Descripción de la tarea: Transcribe sin cambios las líneas que van desde el comienzo de los registros hasta la línea que contiene "water-temperature-title: Water Temperature", ambas incluidas.

Registros de origen:

____

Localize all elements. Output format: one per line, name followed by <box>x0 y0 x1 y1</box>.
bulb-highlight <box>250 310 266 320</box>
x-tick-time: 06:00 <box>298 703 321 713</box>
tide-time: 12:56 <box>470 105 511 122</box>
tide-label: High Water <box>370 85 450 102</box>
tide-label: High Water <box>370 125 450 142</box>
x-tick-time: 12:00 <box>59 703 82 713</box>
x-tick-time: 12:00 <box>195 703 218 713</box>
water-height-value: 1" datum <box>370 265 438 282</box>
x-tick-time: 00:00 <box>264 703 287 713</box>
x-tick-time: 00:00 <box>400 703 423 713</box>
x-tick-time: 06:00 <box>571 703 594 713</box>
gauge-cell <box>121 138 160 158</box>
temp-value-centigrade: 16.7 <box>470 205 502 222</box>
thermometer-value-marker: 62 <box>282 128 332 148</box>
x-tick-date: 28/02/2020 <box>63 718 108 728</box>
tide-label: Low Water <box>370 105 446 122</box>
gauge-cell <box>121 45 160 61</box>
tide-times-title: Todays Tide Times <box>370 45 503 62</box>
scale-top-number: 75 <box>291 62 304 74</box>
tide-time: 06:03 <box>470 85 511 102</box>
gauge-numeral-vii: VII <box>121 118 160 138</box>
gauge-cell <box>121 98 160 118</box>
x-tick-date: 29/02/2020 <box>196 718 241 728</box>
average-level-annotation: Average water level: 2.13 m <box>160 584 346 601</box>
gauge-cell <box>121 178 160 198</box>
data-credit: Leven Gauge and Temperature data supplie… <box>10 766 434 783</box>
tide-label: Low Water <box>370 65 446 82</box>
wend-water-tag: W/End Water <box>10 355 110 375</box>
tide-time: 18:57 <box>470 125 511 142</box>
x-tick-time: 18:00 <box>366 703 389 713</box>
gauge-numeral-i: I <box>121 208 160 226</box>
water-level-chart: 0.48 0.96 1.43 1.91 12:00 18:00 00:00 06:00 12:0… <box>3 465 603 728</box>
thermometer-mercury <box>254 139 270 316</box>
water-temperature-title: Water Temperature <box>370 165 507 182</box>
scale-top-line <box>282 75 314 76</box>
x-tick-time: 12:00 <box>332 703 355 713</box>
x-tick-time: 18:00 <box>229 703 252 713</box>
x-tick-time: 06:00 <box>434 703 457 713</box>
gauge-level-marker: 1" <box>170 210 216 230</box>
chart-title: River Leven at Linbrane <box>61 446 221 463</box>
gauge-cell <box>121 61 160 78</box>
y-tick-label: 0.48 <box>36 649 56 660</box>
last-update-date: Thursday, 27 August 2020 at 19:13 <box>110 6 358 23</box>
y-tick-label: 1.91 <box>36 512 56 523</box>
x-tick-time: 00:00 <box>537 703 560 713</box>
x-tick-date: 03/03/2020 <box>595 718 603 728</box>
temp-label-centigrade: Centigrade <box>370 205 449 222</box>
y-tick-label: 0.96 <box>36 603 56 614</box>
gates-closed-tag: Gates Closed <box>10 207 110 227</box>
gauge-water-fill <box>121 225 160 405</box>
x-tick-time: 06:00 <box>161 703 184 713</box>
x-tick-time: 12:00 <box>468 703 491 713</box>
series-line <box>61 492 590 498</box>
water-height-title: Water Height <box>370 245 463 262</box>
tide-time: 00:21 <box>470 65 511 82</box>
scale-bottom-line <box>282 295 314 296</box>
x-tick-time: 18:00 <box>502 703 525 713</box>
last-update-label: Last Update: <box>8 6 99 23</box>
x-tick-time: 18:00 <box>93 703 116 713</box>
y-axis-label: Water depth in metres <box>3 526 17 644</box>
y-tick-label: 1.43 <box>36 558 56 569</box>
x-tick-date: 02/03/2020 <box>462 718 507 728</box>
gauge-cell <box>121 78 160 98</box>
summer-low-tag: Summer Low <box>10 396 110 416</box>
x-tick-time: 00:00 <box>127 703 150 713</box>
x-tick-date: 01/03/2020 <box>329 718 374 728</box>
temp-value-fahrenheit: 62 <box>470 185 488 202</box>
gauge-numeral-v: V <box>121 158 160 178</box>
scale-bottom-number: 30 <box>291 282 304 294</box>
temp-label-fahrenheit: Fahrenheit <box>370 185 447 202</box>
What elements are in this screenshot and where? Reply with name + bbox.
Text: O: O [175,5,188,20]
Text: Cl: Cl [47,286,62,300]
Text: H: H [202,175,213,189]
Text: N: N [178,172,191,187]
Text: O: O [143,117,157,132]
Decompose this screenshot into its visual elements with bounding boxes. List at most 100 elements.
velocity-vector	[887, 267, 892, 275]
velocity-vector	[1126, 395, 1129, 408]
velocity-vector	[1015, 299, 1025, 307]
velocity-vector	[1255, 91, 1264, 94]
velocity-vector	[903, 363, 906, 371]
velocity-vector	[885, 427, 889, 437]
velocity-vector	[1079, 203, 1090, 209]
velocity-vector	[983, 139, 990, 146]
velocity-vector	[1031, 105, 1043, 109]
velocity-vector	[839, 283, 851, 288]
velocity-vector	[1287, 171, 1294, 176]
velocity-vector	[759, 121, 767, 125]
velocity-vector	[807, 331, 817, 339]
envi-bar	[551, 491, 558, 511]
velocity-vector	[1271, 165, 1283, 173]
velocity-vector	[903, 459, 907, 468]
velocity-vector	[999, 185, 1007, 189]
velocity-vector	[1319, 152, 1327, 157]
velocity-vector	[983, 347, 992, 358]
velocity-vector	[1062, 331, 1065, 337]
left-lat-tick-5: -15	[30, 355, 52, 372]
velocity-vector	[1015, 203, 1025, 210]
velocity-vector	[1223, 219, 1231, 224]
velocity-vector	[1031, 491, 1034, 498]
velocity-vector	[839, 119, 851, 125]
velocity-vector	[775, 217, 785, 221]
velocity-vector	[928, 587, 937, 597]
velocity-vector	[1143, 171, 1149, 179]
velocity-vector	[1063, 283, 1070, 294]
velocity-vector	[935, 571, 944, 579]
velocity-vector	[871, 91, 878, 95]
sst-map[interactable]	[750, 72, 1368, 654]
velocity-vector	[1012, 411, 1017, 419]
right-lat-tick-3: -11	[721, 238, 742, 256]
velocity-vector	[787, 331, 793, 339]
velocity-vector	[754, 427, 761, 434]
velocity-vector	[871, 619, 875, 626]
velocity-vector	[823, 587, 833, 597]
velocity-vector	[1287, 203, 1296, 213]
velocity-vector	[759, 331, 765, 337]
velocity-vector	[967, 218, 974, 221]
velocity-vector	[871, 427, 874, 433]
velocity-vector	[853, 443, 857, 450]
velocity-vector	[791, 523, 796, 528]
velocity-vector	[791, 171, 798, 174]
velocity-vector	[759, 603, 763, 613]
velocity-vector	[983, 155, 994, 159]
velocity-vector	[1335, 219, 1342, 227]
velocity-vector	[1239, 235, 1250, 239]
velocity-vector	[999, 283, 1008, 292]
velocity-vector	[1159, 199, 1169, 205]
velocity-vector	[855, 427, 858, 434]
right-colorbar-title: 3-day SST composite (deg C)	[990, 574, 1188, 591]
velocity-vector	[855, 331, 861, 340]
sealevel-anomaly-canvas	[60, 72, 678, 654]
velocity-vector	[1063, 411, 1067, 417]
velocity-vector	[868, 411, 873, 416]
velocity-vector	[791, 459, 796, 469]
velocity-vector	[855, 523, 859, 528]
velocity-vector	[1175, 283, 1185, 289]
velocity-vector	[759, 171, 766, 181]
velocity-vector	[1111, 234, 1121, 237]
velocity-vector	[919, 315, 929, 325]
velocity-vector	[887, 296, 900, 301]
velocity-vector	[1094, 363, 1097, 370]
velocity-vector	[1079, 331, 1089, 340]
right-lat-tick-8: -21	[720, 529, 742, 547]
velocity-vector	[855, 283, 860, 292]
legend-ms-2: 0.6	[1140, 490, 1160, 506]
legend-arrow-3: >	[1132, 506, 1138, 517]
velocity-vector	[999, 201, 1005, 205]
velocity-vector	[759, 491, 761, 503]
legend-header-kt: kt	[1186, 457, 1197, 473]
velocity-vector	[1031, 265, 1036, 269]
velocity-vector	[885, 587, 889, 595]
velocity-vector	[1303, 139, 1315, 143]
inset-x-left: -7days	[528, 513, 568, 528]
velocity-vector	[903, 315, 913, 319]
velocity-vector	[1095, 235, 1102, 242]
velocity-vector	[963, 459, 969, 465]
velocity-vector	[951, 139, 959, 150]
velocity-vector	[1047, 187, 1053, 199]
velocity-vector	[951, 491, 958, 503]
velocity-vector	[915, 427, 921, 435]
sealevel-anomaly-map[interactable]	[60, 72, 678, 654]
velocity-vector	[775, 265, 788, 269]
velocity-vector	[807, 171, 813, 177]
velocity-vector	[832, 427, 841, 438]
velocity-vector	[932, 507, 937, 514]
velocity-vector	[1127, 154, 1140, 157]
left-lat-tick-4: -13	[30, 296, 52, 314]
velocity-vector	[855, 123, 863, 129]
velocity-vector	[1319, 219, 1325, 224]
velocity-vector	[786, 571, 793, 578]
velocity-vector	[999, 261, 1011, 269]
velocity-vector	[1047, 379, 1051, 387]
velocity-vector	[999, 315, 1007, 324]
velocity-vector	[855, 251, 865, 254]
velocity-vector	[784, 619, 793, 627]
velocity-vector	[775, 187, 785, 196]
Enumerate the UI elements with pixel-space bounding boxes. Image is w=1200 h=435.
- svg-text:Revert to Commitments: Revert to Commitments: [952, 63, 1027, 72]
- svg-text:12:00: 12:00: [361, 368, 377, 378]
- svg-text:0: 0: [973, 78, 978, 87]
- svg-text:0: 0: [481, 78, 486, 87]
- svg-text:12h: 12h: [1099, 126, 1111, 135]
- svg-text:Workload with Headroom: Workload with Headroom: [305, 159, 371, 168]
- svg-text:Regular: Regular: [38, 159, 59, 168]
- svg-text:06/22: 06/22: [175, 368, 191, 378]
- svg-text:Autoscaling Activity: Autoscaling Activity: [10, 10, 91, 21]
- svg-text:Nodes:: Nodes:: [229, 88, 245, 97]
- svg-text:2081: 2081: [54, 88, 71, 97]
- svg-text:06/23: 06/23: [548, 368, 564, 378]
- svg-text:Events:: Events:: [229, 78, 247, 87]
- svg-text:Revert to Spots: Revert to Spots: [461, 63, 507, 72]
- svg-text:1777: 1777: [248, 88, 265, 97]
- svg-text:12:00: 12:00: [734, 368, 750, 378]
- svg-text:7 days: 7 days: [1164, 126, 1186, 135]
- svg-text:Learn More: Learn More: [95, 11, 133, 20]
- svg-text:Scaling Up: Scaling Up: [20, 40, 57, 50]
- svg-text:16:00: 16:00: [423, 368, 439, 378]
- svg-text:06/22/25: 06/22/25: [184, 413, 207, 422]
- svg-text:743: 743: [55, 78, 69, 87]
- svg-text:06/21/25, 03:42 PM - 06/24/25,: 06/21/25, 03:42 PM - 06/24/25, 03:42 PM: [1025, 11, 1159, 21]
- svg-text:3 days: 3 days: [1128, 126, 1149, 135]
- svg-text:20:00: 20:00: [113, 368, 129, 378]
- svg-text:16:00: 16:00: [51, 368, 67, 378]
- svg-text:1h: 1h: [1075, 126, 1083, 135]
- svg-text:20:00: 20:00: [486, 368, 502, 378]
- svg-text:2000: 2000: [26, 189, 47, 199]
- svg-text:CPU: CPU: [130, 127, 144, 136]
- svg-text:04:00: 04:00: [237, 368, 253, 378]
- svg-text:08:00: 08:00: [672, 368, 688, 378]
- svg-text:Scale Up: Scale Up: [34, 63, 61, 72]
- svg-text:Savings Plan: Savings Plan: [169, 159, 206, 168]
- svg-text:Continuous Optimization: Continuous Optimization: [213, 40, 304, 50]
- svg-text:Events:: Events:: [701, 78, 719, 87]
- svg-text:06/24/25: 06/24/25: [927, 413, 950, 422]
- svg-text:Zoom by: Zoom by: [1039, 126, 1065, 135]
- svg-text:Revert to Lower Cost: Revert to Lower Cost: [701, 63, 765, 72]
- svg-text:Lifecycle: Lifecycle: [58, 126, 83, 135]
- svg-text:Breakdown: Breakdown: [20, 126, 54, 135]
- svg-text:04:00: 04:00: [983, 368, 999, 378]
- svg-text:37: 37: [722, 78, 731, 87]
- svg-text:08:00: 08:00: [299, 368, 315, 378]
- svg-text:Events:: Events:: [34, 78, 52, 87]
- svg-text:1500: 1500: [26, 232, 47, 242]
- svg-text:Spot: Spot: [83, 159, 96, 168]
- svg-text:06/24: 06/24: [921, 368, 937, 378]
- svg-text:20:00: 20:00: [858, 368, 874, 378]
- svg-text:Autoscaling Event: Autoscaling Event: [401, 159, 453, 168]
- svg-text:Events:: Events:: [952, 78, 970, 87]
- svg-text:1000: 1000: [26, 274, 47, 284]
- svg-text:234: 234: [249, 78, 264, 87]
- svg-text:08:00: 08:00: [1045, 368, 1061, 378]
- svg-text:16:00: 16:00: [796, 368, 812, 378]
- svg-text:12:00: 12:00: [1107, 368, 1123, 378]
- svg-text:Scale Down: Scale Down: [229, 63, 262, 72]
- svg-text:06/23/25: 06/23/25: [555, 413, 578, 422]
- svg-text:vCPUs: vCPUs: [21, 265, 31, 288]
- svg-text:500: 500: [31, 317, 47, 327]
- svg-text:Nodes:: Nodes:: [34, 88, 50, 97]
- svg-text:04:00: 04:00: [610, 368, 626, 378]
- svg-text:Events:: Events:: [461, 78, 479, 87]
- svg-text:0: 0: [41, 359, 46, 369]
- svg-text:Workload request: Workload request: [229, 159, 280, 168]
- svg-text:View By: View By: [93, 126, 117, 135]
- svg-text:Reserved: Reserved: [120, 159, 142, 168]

____

Respuesta a continuación:
Localize all elements. Output format: one per line, name followed by <box>x0 y0 x1 y1</box>.
bulb-highlight <box>250 310 266 320</box>
x-tick-time: 06:00 <box>298 703 321 713</box>
tide-time: 12:56 <box>470 105 511 122</box>
tide-label: High Water <box>370 85 450 102</box>
tide-label: High Water <box>370 125 450 142</box>
x-tick-time: 12:00 <box>59 703 82 713</box>
x-tick-time: 12:00 <box>195 703 218 713</box>
water-height-value: 1" datum <box>370 265 438 282</box>
x-tick-time: 00:00 <box>264 703 287 713</box>
x-tick-time: 00:00 <box>400 703 423 713</box>
x-tick-time: 06:00 <box>571 703 594 713</box>
gauge-cell <box>121 138 160 158</box>
temp-value-centigrade: 16.7 <box>470 205 502 222</box>
thermometer-value-marker: 62 <box>282 128 332 148</box>
x-tick-date: 28/02/2020 <box>63 718 108 728</box>
tide-label: Low Water <box>370 105 446 122</box>
gauge-cell <box>121 45 160 61</box>
tide-times-title: Todays Tide Times <box>370 45 503 62</box>
scale-top-number: 75 <box>291 62 304 74</box>
tide-time: 06:03 <box>470 85 511 102</box>
gauge-numeral-vii: VII <box>121 118 160 138</box>
gauge-cell <box>121 98 160 118</box>
x-tick-date: 29/02/2020 <box>196 718 241 728</box>
average-level-annotation: Average water level: 2.13 m <box>160 584 346 601</box>
gauge-cell <box>121 178 160 198</box>
data-credit: Leven Gauge and Temperature data supplie… <box>10 766 434 783</box>
tide-label: Low Water <box>370 65 446 82</box>
wend-water-tag: W/End Water <box>10 355 110 375</box>
tide-time: 18:57 <box>470 125 511 142</box>
x-tick-time: 18:00 <box>366 703 389 713</box>
gauge-numeral-i: I <box>121 208 160 226</box>
water-level-chart: 0.48 0.96 1.43 1.91 12:00 18:00 00:00 06:00 12:0… <box>3 465 603 728</box>
thermometer-mercury <box>254 139 270 316</box>
water-temperature-title: Water Temperature <box>370 165 507 182</box>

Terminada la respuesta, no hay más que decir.